───── Dataset
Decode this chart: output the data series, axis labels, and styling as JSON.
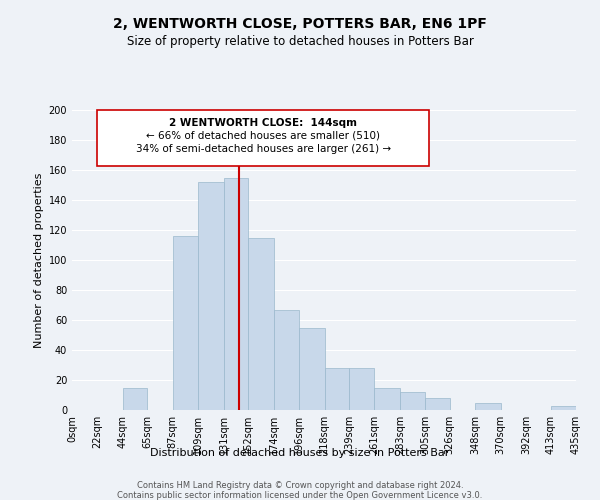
{
  "title": "2, WENTWORTH CLOSE, POTTERS BAR, EN6 1PF",
  "subtitle": "Size of property relative to detached houses in Potters Bar",
  "xlabel": "Distribution of detached houses by size in Potters Bar",
  "ylabel": "Number of detached properties",
  "bin_labels": [
    "0sqm",
    "22sqm",
    "44sqm",
    "65sqm",
    "87sqm",
    "109sqm",
    "131sqm",
    "152sqm",
    "174sqm",
    "196sqm",
    "218sqm",
    "239sqm",
    "261sqm",
    "283sqm",
    "305sqm",
    "326sqm",
    "348sqm",
    "370sqm",
    "392sqm",
    "413sqm",
    "435sqm"
  ],
  "bin_edges": [
    0,
    22,
    44,
    65,
    87,
    109,
    131,
    152,
    174,
    196,
    218,
    239,
    261,
    283,
    305,
    326,
    348,
    370,
    392,
    413,
    435
  ],
  "bar_heights": [
    0,
    0,
    15,
    0,
    116,
    152,
    155,
    115,
    67,
    55,
    28,
    28,
    15,
    12,
    8,
    0,
    5,
    0,
    0,
    3,
    0
  ],
  "bar_color": "#c8d8ea",
  "bar_edgecolor": "#9ab8cc",
  "vline_x": 144,
  "vline_color": "#cc0000",
  "annotation_title": "2 WENTWORTH CLOSE:  144sqm",
  "annotation_line1": "← 66% of detached houses are smaller (510)",
  "annotation_line2": "34% of semi-detached houses are larger (261) →",
  "annotation_box_facecolor": "#ffffff",
  "annotation_box_edgecolor": "#cc0000",
  "ylim": [
    0,
    200
  ],
  "yticks": [
    0,
    20,
    40,
    60,
    80,
    100,
    120,
    140,
    160,
    180,
    200
  ],
  "footer_line1": "Contains HM Land Registry data © Crown copyright and database right 2024.",
  "footer_line2": "Contains public sector information licensed under the Open Government Licence v3.0.",
  "bg_color": "#eef2f7",
  "plot_bg_color": "#eef2f7",
  "title_fontsize": 10,
  "subtitle_fontsize": 8.5,
  "axis_label_fontsize": 8,
  "tick_fontsize": 7,
  "annotation_fontsize": 7.5,
  "footer_fontsize": 6
}
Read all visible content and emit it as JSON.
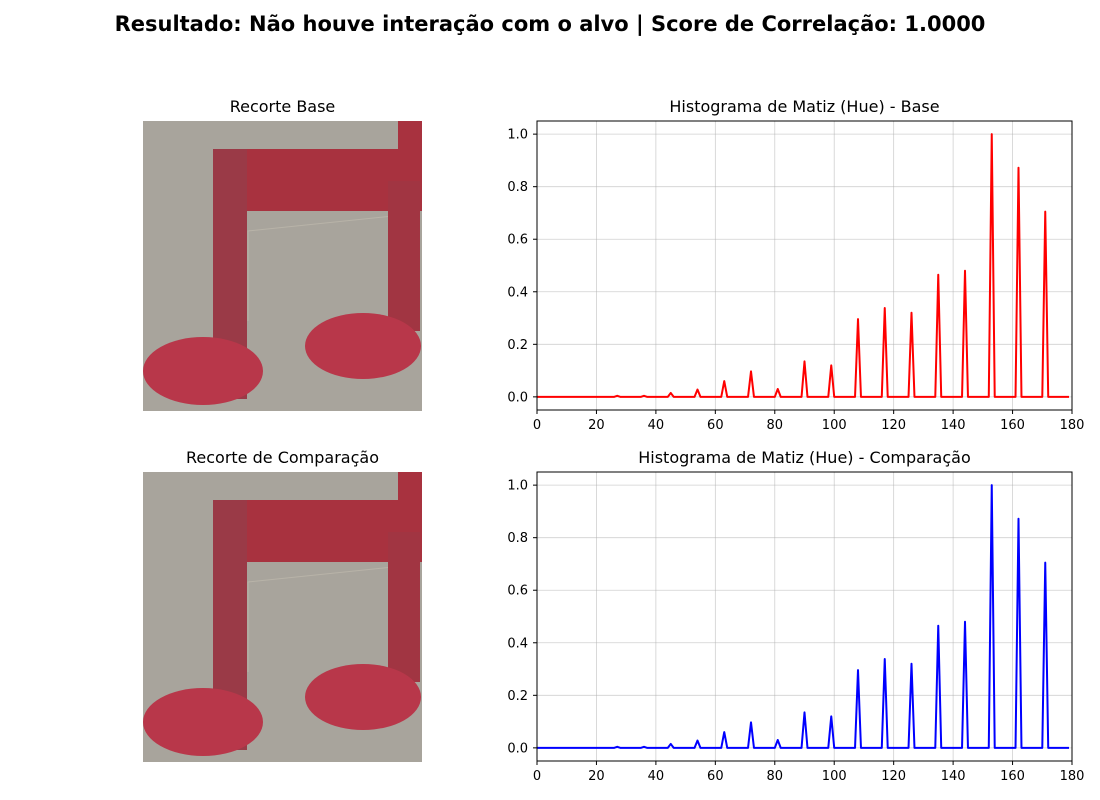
{
  "suptitle": "Resultado: Não houve interação com o alvo | Score de Correlação: 1.0000",
  "panels": {
    "base_image_title": "Recorte Base",
    "compare_image_title": "Recorte de Comparação",
    "base_hist_title": "Histograma de Matiz (Hue) - Base",
    "compare_hist_title": "Histograma de Matiz (Hue) - Comparação"
  },
  "colors": {
    "base_line": "#ff0000",
    "compare_line": "#0000ff",
    "note_red": "#a8323f",
    "note_bg": "#a39f98"
  },
  "image_content": "music-note-icon",
  "chart_data": [
    {
      "type": "line",
      "title": "Histograma de Matiz (Hue) - Base",
      "xlabel": "",
      "ylabel": "",
      "xlim": [
        0,
        180
      ],
      "ylim": [
        -0.05,
        1.05
      ],
      "xticks": [
        0,
        20,
        40,
        60,
        80,
        100,
        120,
        140,
        160,
        180
      ],
      "yticks": [
        0.0,
        0.2,
        0.4,
        0.6,
        0.8,
        1.0
      ],
      "grid": true,
      "series": [
        {
          "color": "#ff0000",
          "peaks": [
            [
              27,
              0.004
            ],
            [
              36,
              0.004
            ],
            [
              45,
              0.015
            ],
            [
              54,
              0.028
            ],
            [
              63,
              0.06
            ],
            [
              72,
              0.097
            ],
            [
              81,
              0.03
            ],
            [
              90,
              0.135
            ],
            [
              99,
              0.12
            ],
            [
              108,
              0.296
            ],
            [
              117,
              0.338
            ],
            [
              126,
              0.32
            ],
            [
              135,
              0.465
            ],
            [
              144,
              0.48
            ],
            [
              153,
              1.0
            ],
            [
              162,
              0.872
            ],
            [
              171,
              0.705
            ]
          ]
        }
      ]
    },
    {
      "type": "line",
      "title": "Histograma de Matiz (Hue) - Comparação",
      "xlabel": "",
      "ylabel": "",
      "xlim": [
        0,
        180
      ],
      "ylim": [
        -0.05,
        1.05
      ],
      "xticks": [
        0,
        20,
        40,
        60,
        80,
        100,
        120,
        140,
        160,
        180
      ],
      "yticks": [
        0.0,
        0.2,
        0.4,
        0.6,
        0.8,
        1.0
      ],
      "grid": true,
      "series": [
        {
          "color": "#0000ff",
          "peaks": [
            [
              27,
              0.004
            ],
            [
              36,
              0.004
            ],
            [
              45,
              0.015
            ],
            [
              54,
              0.028
            ],
            [
              63,
              0.06
            ],
            [
              72,
              0.097
            ],
            [
              81,
              0.03
            ],
            [
              90,
              0.135
            ],
            [
              99,
              0.12
            ],
            [
              108,
              0.296
            ],
            [
              117,
              0.338
            ],
            [
              126,
              0.32
            ],
            [
              135,
              0.465
            ],
            [
              144,
              0.48
            ],
            [
              153,
              1.0
            ],
            [
              162,
              0.872
            ],
            [
              171,
              0.705
            ]
          ]
        }
      ]
    }
  ]
}
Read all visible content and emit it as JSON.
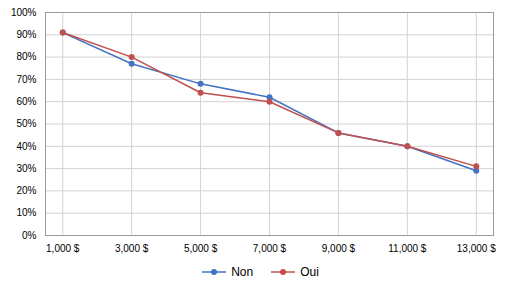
{
  "chart_data": {
    "type": "line",
    "x": [
      1000,
      3000,
      5000,
      7000,
      9000,
      11000,
      13000
    ],
    "series": [
      {
        "name": "Non",
        "color": "#4472C4",
        "values": [
          0.91,
          0.77,
          0.68,
          0.62,
          0.46,
          0.4,
          0.29
        ]
      },
      {
        "name": "Oui",
        "color": "#C0504D",
        "values": [
          0.91,
          0.8,
          0.64,
          0.6,
          0.46,
          0.4,
          0.31
        ]
      }
    ],
    "xlim": [
      500,
      13500
    ],
    "xticks": [
      {
        "value": 1000,
        "label": "1,000 $"
      },
      {
        "value": 3000,
        "label": "3,000 $"
      },
      {
        "value": 5000,
        "label": "5,000 $"
      },
      {
        "value": 7000,
        "label": "7,000 $"
      },
      {
        "value": 9000,
        "label": "9,000 $"
      },
      {
        "value": 11000,
        "label": "11,000 $"
      },
      {
        "value": 13000,
        "label": "13,000 $"
      }
    ],
    "ylim": [
      0.0,
      1.0
    ],
    "yticks": [
      {
        "value": 0.0,
        "label": "0%"
      },
      {
        "value": 0.1,
        "label": "10%"
      },
      {
        "value": 0.2,
        "label": "20%"
      },
      {
        "value": 0.3,
        "label": "30%"
      },
      {
        "value": 0.4,
        "label": "40%"
      },
      {
        "value": 0.5,
        "label": "50%"
      },
      {
        "value": 0.6,
        "label": "60%"
      },
      {
        "value": 0.7,
        "label": "70%"
      },
      {
        "value": 0.8,
        "label": "80%"
      },
      {
        "value": 0.9,
        "label": "90%"
      },
      {
        "value": 1.0,
        "label": "100%"
      }
    ],
    "grid": true,
    "legend": "bottom",
    "marker": "o"
  }
}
──────────
• [Short task]: Gather every line from the listing above in which the word "Contains" appears.

• [Full output]:
  "footer_line1": "Contains HM Land Registry data © Crown copyright and database right 2024.",
  "footer_line2": "Contains public sector information licensed under the Open Government Licence v3.0.",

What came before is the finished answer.